▶ CHALLENGE: Pick out all lines with the word "JSON" from the records that follow.

(Chart and figure data)
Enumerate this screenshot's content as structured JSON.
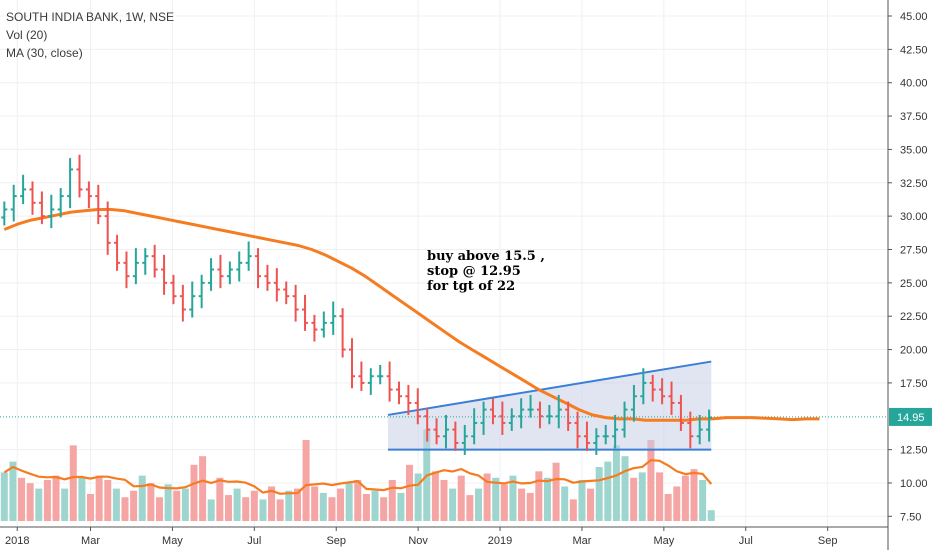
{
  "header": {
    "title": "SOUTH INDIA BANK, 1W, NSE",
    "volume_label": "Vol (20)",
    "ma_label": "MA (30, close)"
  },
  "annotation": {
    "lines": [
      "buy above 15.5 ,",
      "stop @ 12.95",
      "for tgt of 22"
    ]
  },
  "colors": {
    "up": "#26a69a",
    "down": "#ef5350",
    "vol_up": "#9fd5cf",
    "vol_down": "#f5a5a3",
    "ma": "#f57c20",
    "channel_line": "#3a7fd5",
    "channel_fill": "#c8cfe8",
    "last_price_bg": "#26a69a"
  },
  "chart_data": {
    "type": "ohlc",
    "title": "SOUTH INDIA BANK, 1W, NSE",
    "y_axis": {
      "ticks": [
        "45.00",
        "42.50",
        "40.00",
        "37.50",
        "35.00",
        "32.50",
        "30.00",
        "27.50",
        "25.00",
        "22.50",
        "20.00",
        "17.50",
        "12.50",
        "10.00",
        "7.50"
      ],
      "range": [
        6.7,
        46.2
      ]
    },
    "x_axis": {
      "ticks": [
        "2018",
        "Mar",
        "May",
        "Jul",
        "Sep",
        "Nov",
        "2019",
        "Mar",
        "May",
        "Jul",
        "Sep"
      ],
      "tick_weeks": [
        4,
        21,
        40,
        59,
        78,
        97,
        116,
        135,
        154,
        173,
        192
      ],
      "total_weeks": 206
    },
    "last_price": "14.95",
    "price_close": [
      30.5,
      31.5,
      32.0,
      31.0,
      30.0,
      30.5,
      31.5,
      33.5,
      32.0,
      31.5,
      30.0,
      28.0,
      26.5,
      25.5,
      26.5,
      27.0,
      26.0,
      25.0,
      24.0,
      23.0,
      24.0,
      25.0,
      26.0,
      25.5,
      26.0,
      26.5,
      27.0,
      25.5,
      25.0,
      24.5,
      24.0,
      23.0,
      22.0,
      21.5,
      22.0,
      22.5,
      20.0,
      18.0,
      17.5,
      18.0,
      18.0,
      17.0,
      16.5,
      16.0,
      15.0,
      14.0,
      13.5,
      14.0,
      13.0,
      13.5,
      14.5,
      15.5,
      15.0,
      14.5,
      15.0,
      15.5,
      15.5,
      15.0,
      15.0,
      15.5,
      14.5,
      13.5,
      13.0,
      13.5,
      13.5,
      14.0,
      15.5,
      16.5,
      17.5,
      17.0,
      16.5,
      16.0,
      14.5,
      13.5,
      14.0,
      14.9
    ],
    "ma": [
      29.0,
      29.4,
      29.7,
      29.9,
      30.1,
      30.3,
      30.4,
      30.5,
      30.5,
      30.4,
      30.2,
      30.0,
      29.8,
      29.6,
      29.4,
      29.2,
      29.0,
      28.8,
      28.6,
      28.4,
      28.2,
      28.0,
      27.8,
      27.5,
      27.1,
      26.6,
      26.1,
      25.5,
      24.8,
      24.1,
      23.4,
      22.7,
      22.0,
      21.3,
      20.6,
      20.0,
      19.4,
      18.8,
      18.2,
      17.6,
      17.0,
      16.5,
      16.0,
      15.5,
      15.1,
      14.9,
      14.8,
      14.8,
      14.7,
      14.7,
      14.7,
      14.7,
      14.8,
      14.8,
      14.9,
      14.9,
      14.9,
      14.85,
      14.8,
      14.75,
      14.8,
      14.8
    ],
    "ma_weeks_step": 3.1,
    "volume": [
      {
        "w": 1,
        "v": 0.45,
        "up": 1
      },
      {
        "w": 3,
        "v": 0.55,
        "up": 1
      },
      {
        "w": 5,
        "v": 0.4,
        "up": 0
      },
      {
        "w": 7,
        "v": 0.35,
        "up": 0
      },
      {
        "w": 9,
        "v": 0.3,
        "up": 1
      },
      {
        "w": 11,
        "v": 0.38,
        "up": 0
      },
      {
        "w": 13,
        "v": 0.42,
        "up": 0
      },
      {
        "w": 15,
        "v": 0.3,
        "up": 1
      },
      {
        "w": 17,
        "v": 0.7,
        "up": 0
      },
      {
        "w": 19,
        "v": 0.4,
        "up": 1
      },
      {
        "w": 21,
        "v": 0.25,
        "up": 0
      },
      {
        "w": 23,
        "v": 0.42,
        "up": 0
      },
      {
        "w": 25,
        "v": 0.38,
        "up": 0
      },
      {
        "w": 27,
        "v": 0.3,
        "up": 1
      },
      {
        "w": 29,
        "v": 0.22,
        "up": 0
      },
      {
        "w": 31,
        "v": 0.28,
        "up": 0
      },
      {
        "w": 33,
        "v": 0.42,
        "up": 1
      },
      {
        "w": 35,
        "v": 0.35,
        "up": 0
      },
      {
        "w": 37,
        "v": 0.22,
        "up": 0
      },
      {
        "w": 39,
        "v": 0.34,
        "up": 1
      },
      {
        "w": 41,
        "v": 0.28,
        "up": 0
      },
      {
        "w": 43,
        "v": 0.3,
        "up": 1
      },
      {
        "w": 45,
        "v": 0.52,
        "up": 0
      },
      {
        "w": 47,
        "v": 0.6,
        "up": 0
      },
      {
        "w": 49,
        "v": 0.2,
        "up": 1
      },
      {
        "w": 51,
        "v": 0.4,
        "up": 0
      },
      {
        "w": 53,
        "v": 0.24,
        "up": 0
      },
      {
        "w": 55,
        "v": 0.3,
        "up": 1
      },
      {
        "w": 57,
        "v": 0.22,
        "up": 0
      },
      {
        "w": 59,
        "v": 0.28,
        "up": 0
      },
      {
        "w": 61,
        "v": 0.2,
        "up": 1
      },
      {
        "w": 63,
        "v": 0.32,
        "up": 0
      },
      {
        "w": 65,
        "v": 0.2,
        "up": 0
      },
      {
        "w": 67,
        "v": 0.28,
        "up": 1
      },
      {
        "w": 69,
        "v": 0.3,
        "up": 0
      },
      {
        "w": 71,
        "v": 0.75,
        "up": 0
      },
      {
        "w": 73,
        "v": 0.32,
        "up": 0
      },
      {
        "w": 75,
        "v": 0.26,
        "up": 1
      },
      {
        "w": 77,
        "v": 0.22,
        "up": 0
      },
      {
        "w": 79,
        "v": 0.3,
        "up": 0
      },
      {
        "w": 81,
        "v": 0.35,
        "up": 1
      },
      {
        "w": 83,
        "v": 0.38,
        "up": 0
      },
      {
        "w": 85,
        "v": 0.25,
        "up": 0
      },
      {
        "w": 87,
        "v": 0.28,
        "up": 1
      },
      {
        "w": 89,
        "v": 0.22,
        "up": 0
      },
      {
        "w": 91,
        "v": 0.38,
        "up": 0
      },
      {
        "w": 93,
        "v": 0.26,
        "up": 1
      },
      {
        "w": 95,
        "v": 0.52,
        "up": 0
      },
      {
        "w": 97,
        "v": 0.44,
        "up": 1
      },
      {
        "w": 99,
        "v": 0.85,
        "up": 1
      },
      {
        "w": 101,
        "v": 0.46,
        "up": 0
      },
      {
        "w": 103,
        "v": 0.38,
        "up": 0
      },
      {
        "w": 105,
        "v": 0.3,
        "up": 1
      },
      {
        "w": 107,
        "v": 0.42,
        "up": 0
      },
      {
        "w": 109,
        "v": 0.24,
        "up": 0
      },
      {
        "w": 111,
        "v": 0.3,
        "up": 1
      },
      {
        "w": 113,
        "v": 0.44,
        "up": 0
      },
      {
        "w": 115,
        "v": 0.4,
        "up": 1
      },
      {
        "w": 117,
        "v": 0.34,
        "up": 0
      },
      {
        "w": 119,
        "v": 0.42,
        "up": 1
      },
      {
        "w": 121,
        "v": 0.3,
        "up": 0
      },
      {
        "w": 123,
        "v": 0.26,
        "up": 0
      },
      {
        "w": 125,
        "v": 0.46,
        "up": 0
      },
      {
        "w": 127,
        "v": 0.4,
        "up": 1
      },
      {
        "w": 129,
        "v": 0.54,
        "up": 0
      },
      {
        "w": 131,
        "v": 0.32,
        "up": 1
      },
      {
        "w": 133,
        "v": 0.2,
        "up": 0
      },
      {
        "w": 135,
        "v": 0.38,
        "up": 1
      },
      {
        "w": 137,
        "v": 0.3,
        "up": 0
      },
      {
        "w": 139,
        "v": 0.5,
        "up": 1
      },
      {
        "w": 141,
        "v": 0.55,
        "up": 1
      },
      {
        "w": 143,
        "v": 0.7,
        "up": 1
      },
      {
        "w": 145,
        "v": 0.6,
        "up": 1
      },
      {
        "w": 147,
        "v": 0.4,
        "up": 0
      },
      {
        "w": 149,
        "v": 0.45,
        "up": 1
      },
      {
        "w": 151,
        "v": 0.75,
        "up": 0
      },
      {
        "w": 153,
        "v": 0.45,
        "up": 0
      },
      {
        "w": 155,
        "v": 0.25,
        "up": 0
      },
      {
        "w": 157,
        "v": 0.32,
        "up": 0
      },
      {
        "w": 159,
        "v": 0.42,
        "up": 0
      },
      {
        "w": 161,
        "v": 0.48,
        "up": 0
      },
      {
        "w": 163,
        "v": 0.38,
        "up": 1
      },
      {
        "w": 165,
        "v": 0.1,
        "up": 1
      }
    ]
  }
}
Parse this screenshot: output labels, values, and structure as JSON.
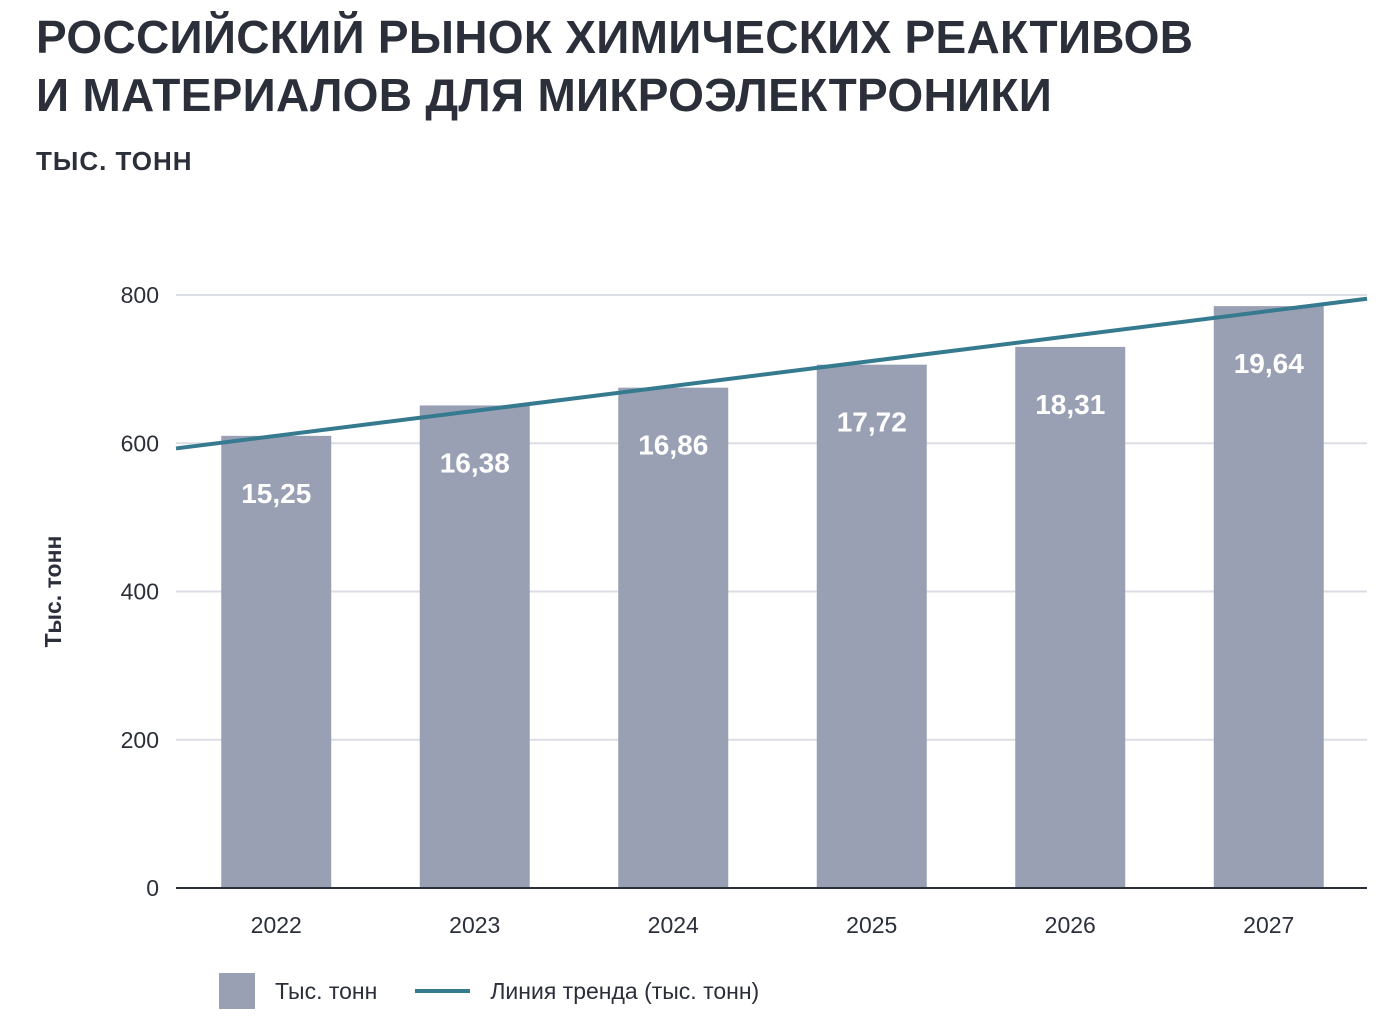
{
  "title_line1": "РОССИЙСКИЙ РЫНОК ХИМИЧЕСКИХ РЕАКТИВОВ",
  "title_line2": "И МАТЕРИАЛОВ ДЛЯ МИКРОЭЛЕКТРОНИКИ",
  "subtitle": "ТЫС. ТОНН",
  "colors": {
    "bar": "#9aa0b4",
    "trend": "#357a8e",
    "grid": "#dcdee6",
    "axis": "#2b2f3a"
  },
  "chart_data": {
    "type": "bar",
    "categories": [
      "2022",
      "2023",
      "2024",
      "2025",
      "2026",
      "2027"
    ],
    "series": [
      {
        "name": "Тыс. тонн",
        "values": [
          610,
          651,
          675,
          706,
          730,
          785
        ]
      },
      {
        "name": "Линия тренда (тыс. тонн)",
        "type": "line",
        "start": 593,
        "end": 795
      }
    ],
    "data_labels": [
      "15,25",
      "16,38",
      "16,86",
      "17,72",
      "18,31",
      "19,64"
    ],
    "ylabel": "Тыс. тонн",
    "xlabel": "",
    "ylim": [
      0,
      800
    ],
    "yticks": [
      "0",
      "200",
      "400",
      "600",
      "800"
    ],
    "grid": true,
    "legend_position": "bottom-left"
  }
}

▶ TASK ANSWER:
Enumerate this screenshot's content as structured JSON.
Parse this screenshot: output labels, values, and structure as JSON.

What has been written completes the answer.